-- Problem to work on --
An exact copy of the records is required, minus the pictures they hold.

# # #

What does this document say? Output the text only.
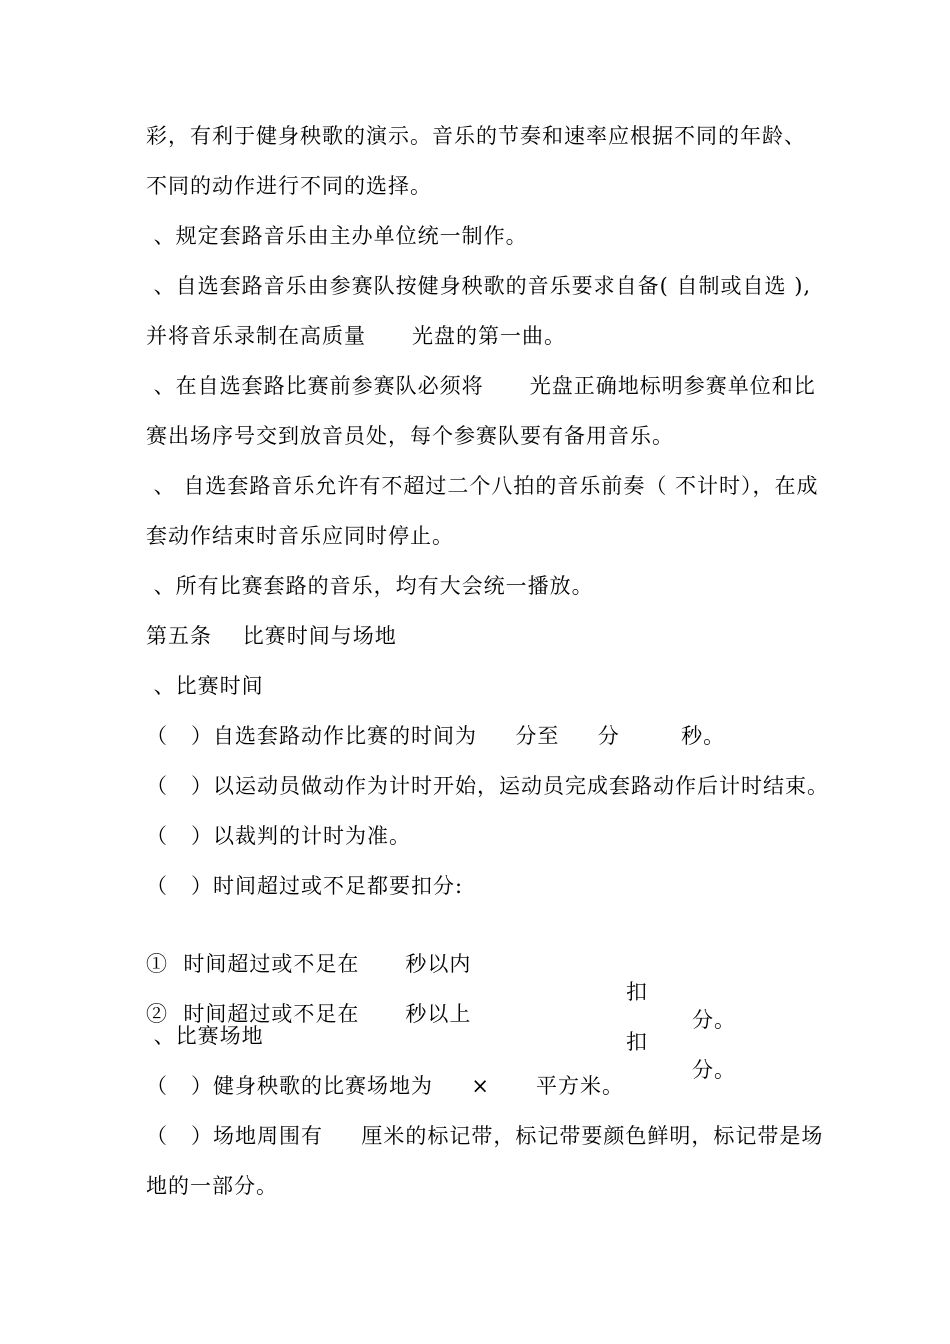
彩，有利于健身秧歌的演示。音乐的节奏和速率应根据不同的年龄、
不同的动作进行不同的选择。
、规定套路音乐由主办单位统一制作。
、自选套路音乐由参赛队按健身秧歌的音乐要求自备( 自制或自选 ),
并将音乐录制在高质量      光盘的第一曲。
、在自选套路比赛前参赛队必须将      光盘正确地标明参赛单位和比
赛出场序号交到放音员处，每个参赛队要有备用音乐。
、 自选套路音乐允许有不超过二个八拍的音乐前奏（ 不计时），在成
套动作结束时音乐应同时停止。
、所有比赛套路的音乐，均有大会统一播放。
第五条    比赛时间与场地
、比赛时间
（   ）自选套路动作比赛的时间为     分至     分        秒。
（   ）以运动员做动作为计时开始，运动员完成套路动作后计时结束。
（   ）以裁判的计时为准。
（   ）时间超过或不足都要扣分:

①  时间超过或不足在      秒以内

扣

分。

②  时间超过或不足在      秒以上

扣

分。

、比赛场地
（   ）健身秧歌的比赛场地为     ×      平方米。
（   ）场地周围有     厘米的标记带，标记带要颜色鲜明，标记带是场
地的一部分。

# # #

-- Answer to this task --
What does this document say? Output the text only.
彩，有利于健身秧歌的演示。音乐的节奏和速率应根据不同的年龄、
不同的动作进行不同的选择。
、规定套路音乐由主办单位统一制作。
、自选套路音乐由参赛队按健身秧歌的音乐要求自备( 自制或自选 ),
并将音乐录制在高质量      光盘的第一曲。
、在自选套路比赛前参赛队必须将      光盘正确地标明参赛单位和比
赛出场序号交到放音员处，每个参赛队要有备用音乐。
、 自选套路音乐允许有不超过二个八拍的音乐前奏（ 不计时），在成
套动作结束时音乐应同时停止。
、所有比赛套路的音乐，均有大会统一播放。
第五条    比赛时间与场地
、比赛时间
（   ）自选套路动作比赛的时间为     分至     分        秒。
（   ）以运动员做动作为计时开始，运动员完成套路动作后计时结束。
（   ）以裁判的计时为准。
（   ）时间超过或不足都要扣分:

①  时间超过或不足在      秒以内

扣

分。

②  时间超过或不足在      秒以上

扣

分。

、比赛场地
（   ）健身秧歌的比赛场地为     ×      平方米。
（   ）场地周围有     厘米的标记带，标记带要颜色鲜明，标记带是场
地的一部分。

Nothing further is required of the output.